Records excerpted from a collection
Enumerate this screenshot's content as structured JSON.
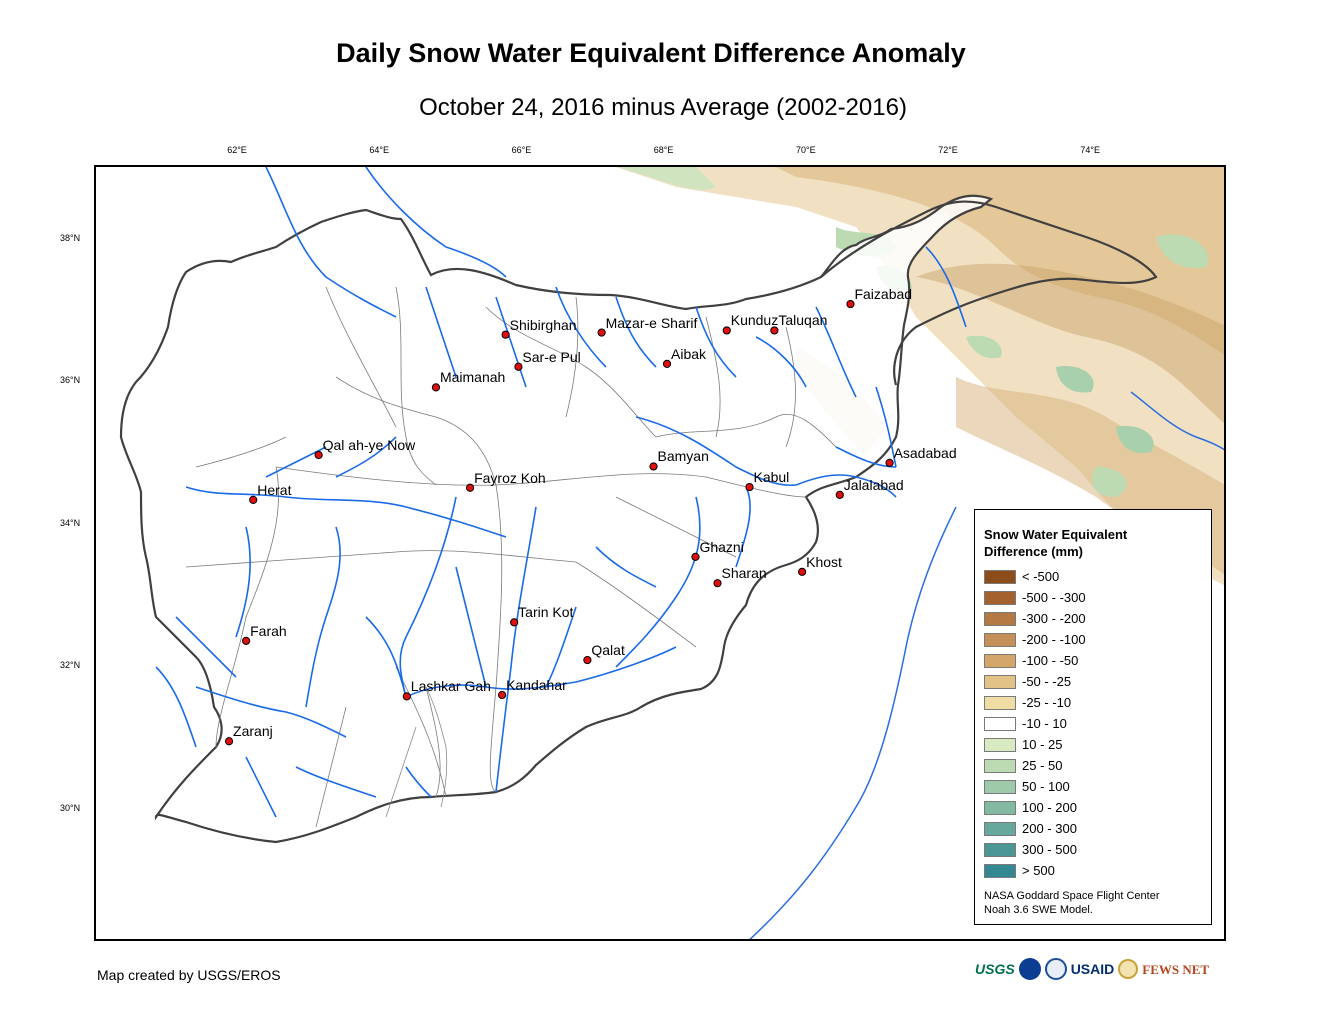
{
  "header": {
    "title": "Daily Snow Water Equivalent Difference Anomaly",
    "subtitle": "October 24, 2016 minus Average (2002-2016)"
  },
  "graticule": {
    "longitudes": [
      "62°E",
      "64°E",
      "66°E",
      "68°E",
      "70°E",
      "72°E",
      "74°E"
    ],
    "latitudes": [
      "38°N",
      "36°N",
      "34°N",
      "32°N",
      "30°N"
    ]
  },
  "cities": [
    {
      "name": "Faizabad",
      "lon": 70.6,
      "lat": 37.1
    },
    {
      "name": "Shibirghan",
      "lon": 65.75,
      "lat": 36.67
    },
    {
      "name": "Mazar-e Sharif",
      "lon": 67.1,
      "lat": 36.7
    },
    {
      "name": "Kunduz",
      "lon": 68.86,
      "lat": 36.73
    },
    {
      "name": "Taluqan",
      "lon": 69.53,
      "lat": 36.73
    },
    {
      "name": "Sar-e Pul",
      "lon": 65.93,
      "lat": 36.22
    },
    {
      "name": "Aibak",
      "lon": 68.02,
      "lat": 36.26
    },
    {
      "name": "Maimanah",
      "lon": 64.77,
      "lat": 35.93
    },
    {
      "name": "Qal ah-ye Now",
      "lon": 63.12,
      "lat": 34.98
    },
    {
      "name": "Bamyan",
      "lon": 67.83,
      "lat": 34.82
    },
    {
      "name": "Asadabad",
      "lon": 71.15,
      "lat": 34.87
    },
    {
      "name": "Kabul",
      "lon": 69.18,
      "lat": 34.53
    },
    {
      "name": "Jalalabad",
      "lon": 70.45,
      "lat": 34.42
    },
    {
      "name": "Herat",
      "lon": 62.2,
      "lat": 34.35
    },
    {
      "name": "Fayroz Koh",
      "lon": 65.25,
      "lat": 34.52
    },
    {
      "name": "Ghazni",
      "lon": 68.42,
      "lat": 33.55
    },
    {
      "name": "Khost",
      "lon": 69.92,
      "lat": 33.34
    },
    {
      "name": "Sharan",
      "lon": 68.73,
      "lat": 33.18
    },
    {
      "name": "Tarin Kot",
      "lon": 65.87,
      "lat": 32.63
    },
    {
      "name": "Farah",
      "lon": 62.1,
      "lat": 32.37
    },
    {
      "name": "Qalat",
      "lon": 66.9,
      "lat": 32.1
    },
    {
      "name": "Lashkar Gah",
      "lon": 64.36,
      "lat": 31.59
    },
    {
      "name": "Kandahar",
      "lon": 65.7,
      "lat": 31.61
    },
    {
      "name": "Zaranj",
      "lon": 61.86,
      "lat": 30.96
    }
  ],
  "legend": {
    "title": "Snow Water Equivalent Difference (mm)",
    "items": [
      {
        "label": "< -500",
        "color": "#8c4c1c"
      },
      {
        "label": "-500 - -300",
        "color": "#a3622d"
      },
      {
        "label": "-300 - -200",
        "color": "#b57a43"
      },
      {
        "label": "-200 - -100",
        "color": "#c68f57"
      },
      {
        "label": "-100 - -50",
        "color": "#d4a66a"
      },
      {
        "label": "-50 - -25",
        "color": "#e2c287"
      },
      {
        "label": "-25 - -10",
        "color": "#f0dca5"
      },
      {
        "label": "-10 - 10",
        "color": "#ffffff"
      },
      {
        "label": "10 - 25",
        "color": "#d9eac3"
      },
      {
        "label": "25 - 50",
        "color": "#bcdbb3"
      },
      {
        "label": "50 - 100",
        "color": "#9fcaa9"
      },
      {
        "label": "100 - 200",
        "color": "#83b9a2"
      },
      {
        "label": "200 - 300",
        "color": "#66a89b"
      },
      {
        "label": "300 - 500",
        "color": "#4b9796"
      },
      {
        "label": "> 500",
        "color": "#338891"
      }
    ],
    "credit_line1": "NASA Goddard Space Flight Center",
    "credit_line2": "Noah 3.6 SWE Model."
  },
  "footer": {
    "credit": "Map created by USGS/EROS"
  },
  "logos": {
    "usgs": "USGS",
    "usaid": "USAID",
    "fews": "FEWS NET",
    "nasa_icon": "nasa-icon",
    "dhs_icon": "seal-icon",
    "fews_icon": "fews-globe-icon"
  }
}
==
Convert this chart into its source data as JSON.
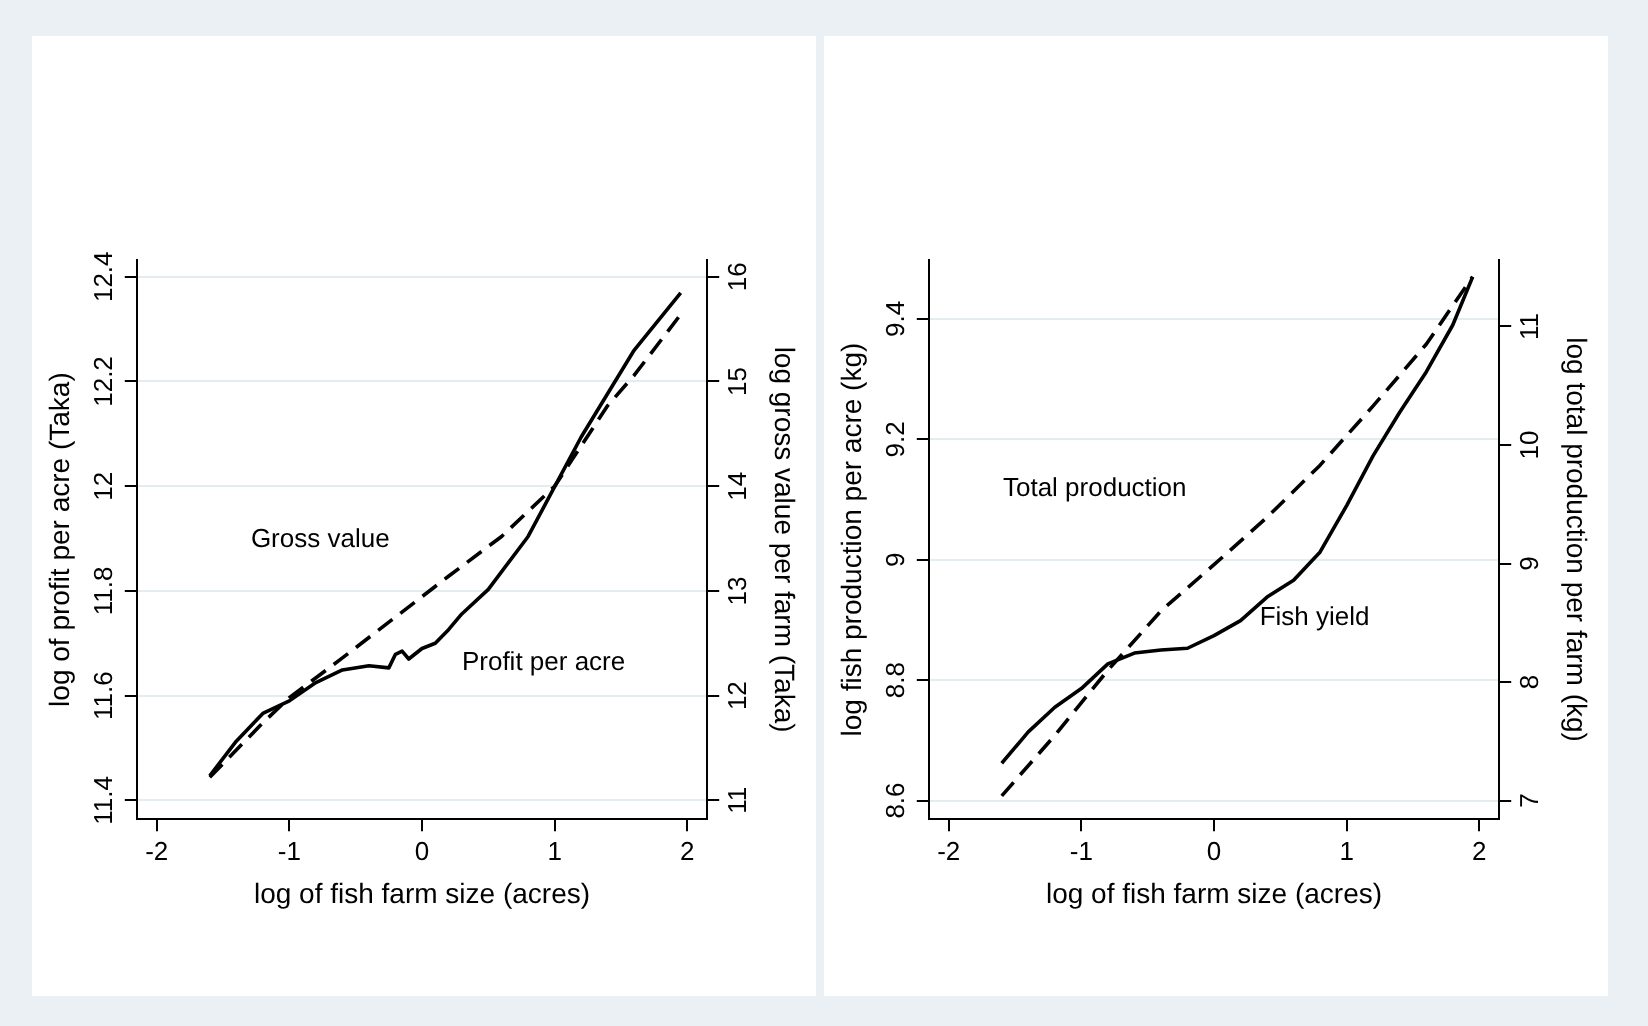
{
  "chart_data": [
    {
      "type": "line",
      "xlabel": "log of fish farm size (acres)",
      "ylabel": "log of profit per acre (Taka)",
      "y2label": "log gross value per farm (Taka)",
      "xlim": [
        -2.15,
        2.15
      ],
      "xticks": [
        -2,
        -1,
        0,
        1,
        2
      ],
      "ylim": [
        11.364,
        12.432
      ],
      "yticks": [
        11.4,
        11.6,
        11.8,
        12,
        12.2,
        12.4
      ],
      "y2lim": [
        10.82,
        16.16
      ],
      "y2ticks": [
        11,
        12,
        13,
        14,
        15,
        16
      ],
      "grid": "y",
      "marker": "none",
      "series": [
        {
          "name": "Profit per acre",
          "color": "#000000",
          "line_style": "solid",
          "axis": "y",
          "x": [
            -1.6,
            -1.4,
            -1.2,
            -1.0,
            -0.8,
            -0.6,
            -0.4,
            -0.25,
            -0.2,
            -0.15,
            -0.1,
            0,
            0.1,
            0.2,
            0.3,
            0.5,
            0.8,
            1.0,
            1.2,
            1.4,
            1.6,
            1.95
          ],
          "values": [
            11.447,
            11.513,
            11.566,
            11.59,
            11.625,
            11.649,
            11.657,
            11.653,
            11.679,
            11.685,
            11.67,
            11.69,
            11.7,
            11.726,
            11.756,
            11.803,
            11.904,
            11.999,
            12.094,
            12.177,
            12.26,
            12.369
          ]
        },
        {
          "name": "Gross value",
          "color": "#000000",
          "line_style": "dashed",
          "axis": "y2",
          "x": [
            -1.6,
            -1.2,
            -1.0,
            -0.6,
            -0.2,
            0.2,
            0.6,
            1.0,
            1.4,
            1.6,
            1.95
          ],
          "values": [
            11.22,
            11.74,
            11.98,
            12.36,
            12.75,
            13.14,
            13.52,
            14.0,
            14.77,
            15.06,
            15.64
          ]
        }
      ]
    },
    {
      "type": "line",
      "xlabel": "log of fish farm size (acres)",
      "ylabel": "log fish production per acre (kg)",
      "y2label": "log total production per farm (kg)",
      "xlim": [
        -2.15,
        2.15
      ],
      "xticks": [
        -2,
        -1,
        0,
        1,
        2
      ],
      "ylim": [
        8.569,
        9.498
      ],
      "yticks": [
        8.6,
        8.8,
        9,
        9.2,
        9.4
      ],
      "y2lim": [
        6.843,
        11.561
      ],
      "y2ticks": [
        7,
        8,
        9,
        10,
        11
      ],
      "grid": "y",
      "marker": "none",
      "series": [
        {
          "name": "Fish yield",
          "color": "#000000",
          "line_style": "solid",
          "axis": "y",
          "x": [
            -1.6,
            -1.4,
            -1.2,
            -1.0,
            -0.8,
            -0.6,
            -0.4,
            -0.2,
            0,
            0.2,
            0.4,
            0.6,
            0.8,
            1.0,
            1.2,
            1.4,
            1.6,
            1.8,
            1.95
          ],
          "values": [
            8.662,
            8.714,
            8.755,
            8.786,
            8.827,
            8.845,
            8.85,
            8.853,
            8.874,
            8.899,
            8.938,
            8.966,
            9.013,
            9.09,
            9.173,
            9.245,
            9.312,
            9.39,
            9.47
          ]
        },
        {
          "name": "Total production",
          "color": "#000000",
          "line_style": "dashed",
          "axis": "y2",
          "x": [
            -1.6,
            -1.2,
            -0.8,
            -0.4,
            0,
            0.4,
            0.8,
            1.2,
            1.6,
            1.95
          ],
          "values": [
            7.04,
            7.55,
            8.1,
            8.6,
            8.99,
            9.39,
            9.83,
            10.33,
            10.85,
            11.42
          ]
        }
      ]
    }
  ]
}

> [Brief]:
Scan the entries above for the word "this" and collect each line holding it.

> [Solution below]:
Enumerate this screenshot's content as structured JSON.
Convert this chart into its source data as JSON.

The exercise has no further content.